* _JOB_: Go through the listing below and list every line with "noise".
--- Start RECORDED INFORMATION ---
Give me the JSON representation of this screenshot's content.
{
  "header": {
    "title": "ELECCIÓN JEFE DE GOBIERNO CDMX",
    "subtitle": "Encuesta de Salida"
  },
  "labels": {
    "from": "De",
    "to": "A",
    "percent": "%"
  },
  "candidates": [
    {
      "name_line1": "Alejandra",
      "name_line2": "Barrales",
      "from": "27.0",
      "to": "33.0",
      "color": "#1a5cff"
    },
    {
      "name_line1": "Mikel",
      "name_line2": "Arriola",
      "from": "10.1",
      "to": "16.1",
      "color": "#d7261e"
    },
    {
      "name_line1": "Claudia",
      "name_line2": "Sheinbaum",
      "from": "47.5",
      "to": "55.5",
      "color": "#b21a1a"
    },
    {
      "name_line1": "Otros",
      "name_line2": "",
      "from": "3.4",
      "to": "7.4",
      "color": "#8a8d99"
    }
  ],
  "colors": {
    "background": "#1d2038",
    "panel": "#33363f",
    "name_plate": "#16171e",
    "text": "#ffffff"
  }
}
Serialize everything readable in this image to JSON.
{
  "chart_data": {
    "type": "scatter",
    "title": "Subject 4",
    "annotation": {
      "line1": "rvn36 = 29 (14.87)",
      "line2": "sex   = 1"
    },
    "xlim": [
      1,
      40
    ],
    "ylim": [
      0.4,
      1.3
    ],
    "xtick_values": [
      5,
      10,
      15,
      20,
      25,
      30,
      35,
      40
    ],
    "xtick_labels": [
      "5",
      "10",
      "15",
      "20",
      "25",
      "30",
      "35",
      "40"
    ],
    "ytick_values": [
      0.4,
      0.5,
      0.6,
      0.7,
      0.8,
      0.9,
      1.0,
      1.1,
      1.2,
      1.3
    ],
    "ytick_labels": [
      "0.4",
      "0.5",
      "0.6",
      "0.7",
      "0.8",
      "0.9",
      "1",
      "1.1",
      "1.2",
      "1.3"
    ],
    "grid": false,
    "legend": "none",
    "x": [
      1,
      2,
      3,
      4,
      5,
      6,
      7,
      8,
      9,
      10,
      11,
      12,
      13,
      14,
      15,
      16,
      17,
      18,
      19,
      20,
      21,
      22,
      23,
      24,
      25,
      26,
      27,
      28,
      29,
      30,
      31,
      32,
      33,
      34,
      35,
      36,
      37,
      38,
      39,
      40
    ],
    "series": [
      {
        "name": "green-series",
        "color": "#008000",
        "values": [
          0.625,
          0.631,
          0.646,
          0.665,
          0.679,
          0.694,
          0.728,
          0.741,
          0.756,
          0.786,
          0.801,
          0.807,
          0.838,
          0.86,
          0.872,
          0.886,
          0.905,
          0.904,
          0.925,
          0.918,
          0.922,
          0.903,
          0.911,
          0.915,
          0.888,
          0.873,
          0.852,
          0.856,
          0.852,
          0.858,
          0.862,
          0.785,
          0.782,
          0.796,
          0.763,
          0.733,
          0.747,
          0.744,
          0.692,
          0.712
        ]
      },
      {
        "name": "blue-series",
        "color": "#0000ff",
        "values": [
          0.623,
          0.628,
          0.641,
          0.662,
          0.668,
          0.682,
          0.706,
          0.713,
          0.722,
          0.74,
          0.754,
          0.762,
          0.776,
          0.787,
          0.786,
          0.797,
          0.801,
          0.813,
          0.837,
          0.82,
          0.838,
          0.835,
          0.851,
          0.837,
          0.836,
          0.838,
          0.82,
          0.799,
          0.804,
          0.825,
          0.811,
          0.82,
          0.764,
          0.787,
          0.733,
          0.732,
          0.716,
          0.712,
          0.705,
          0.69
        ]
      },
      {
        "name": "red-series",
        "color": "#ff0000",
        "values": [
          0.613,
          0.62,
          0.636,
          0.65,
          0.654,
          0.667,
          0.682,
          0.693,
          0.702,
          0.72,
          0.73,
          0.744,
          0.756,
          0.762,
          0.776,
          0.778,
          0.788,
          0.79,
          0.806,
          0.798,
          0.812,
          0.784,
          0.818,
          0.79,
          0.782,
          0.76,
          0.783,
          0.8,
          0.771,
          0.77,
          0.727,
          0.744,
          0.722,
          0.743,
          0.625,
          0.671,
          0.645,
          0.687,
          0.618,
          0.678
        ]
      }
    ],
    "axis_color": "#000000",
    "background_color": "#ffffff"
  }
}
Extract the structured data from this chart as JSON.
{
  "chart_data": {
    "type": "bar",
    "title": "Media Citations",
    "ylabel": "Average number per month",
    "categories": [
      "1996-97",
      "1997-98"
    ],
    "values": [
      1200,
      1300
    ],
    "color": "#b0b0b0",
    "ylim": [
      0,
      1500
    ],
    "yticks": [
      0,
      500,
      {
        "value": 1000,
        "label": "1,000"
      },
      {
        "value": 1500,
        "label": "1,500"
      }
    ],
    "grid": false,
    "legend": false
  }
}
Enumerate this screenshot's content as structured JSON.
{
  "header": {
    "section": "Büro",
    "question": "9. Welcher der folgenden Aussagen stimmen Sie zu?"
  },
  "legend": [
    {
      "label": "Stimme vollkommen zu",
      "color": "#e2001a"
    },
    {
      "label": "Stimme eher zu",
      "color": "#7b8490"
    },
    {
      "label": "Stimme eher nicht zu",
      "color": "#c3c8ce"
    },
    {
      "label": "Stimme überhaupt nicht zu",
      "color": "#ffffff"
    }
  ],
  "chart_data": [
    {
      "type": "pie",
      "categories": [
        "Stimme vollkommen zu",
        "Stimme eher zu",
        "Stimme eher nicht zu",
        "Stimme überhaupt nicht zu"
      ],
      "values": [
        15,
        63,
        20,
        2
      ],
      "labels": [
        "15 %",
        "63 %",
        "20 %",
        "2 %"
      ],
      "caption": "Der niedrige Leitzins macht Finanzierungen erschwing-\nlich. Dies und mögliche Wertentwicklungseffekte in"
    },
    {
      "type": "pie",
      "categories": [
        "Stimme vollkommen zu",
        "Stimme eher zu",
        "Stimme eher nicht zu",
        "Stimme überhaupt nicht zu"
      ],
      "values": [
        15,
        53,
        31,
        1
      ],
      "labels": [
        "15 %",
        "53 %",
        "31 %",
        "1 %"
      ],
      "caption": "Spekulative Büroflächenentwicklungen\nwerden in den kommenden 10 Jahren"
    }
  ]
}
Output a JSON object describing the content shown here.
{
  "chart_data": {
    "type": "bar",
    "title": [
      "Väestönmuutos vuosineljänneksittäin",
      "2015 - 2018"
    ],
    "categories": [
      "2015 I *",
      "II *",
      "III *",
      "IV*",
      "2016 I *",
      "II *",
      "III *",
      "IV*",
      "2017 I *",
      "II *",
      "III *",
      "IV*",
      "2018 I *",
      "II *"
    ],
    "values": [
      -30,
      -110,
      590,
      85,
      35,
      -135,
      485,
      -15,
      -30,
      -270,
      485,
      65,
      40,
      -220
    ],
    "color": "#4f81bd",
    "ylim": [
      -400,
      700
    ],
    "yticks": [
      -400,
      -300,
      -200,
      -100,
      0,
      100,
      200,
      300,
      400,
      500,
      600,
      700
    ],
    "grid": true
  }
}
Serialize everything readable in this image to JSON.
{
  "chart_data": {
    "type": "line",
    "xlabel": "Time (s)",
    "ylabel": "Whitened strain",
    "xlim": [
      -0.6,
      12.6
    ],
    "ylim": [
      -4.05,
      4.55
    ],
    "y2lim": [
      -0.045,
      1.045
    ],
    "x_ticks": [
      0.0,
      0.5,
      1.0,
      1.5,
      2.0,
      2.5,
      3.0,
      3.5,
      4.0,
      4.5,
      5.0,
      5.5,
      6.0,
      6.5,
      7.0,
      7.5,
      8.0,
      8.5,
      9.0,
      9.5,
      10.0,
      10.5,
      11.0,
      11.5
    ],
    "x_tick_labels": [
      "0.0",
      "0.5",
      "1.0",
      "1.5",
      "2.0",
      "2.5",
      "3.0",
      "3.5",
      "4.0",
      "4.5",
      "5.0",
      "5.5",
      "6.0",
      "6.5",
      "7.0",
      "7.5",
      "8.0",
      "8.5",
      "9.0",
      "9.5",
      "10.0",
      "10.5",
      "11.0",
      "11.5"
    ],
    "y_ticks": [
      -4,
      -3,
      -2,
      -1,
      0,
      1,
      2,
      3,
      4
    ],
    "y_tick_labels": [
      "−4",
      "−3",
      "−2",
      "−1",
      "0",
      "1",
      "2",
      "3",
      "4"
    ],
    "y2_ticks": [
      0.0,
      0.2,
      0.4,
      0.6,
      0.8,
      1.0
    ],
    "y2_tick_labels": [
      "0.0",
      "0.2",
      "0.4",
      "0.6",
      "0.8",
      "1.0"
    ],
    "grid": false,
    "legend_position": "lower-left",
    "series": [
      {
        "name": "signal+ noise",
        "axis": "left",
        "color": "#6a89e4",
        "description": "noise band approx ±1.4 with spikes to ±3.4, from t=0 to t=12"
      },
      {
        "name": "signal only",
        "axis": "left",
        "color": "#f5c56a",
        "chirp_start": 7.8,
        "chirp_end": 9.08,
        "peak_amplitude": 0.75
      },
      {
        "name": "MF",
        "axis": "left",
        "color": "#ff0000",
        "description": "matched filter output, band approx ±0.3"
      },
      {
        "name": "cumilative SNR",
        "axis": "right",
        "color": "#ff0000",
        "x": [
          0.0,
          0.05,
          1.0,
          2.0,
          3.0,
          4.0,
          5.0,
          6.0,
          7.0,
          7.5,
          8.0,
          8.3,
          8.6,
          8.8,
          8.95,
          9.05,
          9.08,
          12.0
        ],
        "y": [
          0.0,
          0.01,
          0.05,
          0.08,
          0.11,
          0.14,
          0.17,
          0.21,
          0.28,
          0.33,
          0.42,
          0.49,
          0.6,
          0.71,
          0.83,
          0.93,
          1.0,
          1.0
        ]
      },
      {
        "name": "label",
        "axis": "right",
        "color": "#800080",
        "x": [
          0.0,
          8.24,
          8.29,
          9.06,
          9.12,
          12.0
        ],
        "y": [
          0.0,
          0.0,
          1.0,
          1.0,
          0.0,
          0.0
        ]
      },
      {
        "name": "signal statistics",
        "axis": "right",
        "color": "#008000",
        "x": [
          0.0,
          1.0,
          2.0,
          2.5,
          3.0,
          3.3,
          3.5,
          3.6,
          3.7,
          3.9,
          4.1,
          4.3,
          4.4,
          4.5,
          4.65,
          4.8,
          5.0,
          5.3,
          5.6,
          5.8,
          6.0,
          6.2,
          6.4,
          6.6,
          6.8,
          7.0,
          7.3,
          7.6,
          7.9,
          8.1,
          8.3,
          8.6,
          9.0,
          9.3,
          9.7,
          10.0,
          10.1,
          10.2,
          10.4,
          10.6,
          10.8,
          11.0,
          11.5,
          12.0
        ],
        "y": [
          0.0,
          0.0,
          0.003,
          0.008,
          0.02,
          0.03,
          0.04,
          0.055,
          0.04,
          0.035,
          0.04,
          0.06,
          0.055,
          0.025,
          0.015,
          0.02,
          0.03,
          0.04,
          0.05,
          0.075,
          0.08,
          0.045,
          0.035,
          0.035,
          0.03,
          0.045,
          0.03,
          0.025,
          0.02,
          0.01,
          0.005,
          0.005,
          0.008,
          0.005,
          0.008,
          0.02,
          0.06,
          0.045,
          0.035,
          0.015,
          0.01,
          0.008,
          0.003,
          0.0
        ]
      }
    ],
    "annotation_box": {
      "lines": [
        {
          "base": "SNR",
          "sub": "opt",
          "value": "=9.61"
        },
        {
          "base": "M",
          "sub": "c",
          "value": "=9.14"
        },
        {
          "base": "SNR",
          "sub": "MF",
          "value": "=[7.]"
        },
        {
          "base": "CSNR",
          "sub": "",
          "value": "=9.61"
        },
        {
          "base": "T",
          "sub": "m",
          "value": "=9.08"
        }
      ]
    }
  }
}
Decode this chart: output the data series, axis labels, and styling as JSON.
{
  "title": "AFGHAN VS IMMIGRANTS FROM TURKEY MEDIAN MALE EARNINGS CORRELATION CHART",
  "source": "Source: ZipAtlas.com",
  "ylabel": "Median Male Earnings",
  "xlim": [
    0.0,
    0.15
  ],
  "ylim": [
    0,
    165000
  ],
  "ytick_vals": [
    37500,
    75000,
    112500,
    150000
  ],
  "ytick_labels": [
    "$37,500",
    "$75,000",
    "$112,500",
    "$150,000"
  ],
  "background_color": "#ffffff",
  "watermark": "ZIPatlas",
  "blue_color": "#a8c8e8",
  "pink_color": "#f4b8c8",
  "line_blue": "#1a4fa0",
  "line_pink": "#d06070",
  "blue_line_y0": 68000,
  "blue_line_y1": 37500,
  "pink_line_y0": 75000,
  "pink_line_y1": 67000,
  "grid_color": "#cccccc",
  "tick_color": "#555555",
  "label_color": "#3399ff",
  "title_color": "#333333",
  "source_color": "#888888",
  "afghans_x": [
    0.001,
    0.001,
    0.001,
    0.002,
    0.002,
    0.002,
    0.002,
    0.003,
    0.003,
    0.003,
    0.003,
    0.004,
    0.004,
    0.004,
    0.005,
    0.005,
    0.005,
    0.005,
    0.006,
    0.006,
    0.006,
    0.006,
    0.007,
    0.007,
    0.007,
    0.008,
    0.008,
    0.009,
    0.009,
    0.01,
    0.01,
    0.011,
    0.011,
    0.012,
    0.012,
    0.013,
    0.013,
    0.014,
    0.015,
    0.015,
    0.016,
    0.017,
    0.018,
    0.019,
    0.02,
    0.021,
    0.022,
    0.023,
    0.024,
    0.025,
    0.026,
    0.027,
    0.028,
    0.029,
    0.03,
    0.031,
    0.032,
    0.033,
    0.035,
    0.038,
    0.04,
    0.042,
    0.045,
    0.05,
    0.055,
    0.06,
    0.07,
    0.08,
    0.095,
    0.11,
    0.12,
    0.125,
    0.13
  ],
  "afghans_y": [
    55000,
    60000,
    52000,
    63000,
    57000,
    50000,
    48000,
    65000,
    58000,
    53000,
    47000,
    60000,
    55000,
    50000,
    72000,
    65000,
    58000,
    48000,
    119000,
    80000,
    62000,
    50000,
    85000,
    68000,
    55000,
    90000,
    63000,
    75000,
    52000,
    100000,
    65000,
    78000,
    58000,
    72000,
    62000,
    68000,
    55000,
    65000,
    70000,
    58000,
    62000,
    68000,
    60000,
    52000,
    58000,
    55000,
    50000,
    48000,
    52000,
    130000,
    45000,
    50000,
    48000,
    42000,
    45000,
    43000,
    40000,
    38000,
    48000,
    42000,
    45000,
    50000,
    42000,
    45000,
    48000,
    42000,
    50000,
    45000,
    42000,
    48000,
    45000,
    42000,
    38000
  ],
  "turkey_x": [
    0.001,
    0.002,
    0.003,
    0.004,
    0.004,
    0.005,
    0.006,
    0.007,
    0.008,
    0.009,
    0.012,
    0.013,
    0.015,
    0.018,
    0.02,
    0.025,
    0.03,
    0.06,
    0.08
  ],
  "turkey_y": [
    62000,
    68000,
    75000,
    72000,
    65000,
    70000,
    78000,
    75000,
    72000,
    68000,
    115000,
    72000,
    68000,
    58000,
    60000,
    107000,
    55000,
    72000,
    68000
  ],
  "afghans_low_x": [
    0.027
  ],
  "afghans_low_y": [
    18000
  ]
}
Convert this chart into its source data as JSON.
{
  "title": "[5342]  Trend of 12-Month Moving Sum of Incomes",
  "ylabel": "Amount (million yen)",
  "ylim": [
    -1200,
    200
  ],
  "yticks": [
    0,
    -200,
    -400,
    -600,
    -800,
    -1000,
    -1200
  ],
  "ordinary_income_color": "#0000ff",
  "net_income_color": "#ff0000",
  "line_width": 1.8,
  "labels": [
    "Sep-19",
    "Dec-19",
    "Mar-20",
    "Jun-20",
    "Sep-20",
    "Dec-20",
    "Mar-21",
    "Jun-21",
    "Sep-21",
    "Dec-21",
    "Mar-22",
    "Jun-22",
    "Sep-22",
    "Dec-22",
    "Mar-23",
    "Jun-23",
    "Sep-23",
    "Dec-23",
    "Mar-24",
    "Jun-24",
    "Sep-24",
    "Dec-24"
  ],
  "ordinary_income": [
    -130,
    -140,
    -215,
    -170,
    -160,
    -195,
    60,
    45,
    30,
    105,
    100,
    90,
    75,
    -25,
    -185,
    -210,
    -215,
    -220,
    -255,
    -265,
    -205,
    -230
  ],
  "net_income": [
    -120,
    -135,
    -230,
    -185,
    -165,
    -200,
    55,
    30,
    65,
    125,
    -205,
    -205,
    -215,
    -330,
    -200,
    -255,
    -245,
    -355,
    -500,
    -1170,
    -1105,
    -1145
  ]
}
--- End RECORDED INFORMATION ---
* _TASK OUTPUT_:
        "name": "signal+ noise",
        "description": "noise band approx ±1.4 with spikes to ±3.4, from t=0 to t=12"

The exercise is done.